=== EXTRAIT DE PAGE ===

Restauration de la rentabilité
(116) Une condition sine qua non à tout plan de restructuration doit être que celui-ci rétablisse la rentabilité à long terme de l'entreprise dans un délai déterminé, sur la base de projections réalistes concernant son évolution future. Il s'ensuit que les aides à la restructuration doivent être associées à un projet pertinent de restructuration. Le plan de restructuration prévoit en général la réorganisation et la rationalisation des secteurs d'activité sur une base plus efficace. Il convient notamment de prendre en considération les circonstances qui ont plongé l'entreprise dans ses difficultés.
(117) Dans le cas de CWP, on constate qu'une première restructuration faisant suite à la privatisation a échoué. Une deuxième restructuration sur la base des deux documents mentionnés aux considérants 40 et 41 a été entreprise en 1997. S'il existe quelques différences entre ces deux documents, la stratégie adoptée visait visiblement à introduire le procédé humide, pour lequel un site d'extraction était nécessaire, afin de pouvoir utiliser le MGA comme matière première et de réduire la dépendance face aux prix élevés du phosphore élémentaire. La qualité du principal produit fini, le phosphate, devait en outre être améliorée. Les deux objectifs sont liés l'un à l'autre : la production rentable de phosphate à partir des matières premières les plus accessibles et les moins onéreuses n'était envisageable pour CWP qu'au moyen du procédé humide. Pour déterminer si la stratégie de 1996 était applicable, il faut évaluer les mesures prévues pour l'introduction du procédé humide.

===

▶ [CONSIGNE] Dans l'extrait sur la restructuration de CWP, relevez toutes les substances nommées, qu'il s'agisse de matières premières ou de produits. Appuyez-vous uniquement sur l'extrait ci-dessus.

=== DOCUMENTS FOURNIS ===

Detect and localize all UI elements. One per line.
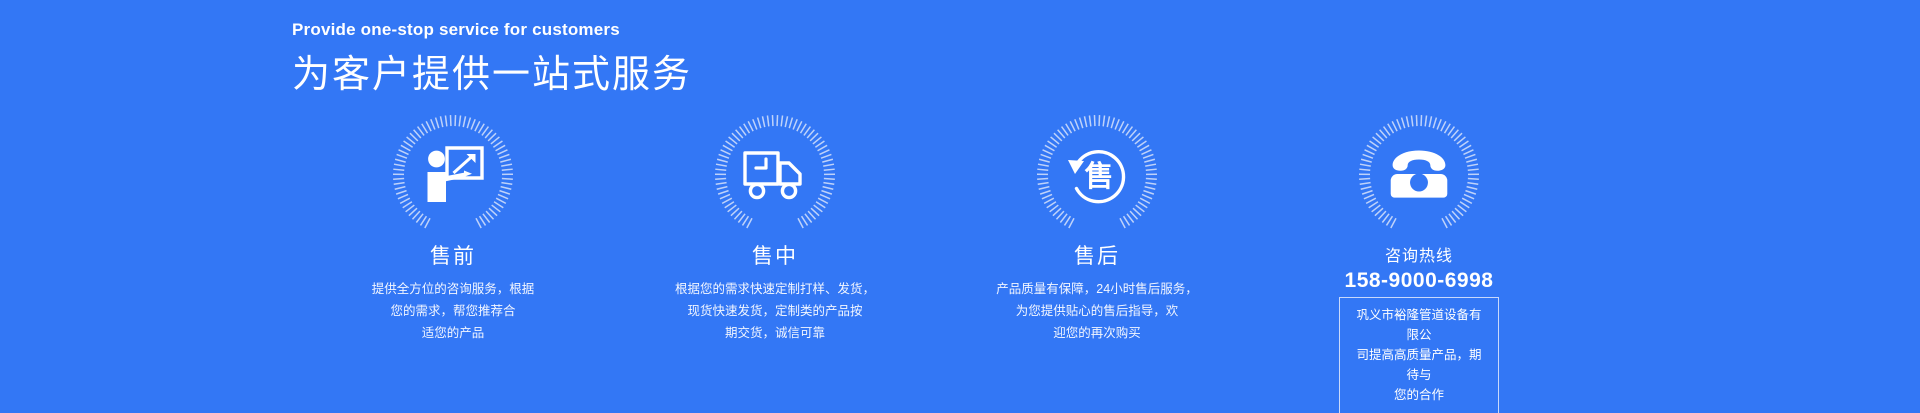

===

▶ [RÉPONSE] le MGA, le phosphore élémentaire, le phosphate